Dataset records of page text
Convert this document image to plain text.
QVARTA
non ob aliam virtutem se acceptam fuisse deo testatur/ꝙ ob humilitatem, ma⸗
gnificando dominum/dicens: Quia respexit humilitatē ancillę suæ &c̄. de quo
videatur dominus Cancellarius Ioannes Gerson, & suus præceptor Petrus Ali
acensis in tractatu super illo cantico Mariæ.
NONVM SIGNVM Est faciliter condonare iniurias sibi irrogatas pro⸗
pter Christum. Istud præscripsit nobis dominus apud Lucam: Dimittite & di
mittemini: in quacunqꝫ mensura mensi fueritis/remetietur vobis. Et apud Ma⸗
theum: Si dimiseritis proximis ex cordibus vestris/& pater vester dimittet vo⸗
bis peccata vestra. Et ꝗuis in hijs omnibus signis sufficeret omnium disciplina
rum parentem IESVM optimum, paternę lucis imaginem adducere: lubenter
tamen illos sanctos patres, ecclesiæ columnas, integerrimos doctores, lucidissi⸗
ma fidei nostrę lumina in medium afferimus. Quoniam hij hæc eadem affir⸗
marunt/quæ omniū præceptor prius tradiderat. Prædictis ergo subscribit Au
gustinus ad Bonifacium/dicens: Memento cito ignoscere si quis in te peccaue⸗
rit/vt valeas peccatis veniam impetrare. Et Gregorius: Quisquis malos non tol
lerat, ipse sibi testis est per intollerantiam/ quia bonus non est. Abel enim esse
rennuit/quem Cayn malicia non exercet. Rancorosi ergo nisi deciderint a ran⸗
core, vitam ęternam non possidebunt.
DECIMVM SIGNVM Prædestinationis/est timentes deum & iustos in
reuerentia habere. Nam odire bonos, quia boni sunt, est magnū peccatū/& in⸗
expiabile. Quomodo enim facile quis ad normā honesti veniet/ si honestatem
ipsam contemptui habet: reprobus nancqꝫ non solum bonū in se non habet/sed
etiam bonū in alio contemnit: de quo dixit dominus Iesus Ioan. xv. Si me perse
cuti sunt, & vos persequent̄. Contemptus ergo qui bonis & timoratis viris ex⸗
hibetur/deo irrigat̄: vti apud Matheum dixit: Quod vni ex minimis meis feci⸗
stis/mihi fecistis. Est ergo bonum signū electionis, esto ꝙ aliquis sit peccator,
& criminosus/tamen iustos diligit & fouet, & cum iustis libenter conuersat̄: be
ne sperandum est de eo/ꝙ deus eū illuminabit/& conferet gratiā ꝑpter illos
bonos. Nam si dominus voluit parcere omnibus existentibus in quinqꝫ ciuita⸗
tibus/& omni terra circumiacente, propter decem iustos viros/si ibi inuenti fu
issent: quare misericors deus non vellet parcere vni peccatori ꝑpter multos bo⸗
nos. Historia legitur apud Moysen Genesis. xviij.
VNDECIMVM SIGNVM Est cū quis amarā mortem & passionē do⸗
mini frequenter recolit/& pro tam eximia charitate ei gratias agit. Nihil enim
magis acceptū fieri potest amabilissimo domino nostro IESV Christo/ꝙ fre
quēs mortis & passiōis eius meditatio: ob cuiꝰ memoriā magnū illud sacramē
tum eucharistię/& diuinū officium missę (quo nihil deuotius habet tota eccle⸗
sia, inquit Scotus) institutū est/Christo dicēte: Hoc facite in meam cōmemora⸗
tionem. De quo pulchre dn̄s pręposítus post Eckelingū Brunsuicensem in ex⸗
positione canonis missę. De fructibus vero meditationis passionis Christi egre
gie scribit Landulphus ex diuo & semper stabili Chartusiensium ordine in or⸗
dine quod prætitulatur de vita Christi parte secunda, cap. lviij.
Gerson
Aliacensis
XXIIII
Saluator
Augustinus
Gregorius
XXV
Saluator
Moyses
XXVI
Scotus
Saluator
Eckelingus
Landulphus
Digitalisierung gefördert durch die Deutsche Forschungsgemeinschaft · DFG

— TASK TO CARRY OUT —
I need all of the records above retyped exactly, please.

— WRITTEN ANSWER —
Convert this document image to plain text.
QVARTA
non ob aliam virtutem se acceptam fuisse deo testatur/ꝙ ob humilitatem, ma⸗
gnificando dominum/dicens: Quia respexit humilitatē ancillę suæ &c̄. de quo
videatur dominus Cancellarius Ioannes Gerson, & suus præceptor Petrus Ali
acensis in tractatu super illo cantico Mariæ.
NONVM SIGNVM Est faciliter condonare iniurias sibi irrogatas pro⸗
pter Christum. Istud præscripsit nobis dominus apud Lucam: Dimittite & di
mittemini: in quacunqꝫ mensura mensi fueritis/remetietur vobis. Et apud Ma⸗
theum: Si dimiseritis proximis ex cordibus vestris/& pater vester dimittet vo⸗
bis peccata vestra. Et ꝗuis in hijs omnibus signis sufficeret omnium disciplina
rum parentem IESVM optimum, paternę lucis imaginem adducere: lubenter
tamen illos sanctos patres, ecclesiæ columnas, integerrimos doctores, lucidissi⸗
ma fidei nostrę lumina in medium afferimus. Quoniam hij hæc eadem affir⸗
marunt/quæ omniū præceptor prius tradiderat. Prædictis ergo subscribit Au
gustinus ad Bonifacium/dicens: Memento cito ignoscere si quis in te peccaue⸗
rit/vt valeas peccatis veniam impetrare. Et Gregorius: Quisquis malos non tol
lerat, ipse sibi testis est per intollerantiam/ quia bonus non est. Abel enim esse
rennuit/quem Cayn malicia non exercet. Rancorosi ergo nisi deciderint a ran⸗
core, vitam ęternam non possidebunt.
DECIMVM SIGNVM Prædestinationis/est timentes deum & iustos in
reuerentia habere. Nam odire bonos, quia boni sunt, est magnū peccatū/& in⸗
expiabile. Quomodo enim facile quis ad normā honesti veniet/ si honestatem
ipsam contemptui habet: reprobus nancqꝫ non solum bonū in se non habet/sed
etiam bonū in alio contemnit: de quo dixit dominus Iesus Ioan. xv. Si me perse
cuti sunt, & vos persequent̄. Contemptus ergo qui bonis & timoratis viris ex⸗
hibetur/deo irrigat̄: vti apud Matheum dixit: Quod vni ex minimis meis feci⸗
stis/mihi fecistis. Est ergo bonum signū electionis, esto ꝙ aliquis sit peccator,
& criminosus/tamen iustos diligit & fouet, & cum iustis libenter conuersat̄: be
ne sperandum est de eo/ꝙ deus eū illuminabit/& conferet gratiā ꝑpter illos
bonos. Nam si dominus voluit parcere omnibus existentibus in quinqꝫ ciuita⸗
tibus/& omni terra circumiacente, propter decem iustos viros/si ibi inuenti fu
issent: quare misericors deus non vellet parcere vni peccatori ꝑpter multos bo⸗
nos. Historia legitur apud Moysen Genesis. xviij.
VNDECIMVM SIGNVM Est cū quis amarā mortem & passionē do⸗
mini frequenter recolit/& pro tam eximia charitate ei gratias agit. Nihil enim
magis acceptū fieri potest amabilissimo domino nostro IESV Christo/ꝙ fre
quēs mortis & passiōis eius meditatio: ob cuiꝰ memoriā magnū illud sacramē
tum eucharistię/& diuinū officium missę (quo nihil deuotius habet tota eccle⸗
sia, inquit Scotus) institutū est/Christo dicēte: Hoc facite in meam cōmemora⸗
tionem. De quo pulchre dn̄s pręposítus post Eckelingū Brunsuicensem in ex⸗
positione canonis missę. De fructibus vero meditationis passionis Christi egre
gie scribit Landulphus ex diuo & semper stabili Chartusiensium ordine in or⸗
dine quod prætitulatur de vita Christi parte secunda, cap. lviij.
Gerson
Aliacensis
XXIIII
Saluator
Augustinus
Gregorius
XXV
Saluator
Moyses
XXVI
Scotus
Saluator
Eckelingus
Landulphus
Digitalisierung gefördert durch die Deutsche Forschungsgemeinschaft · DFG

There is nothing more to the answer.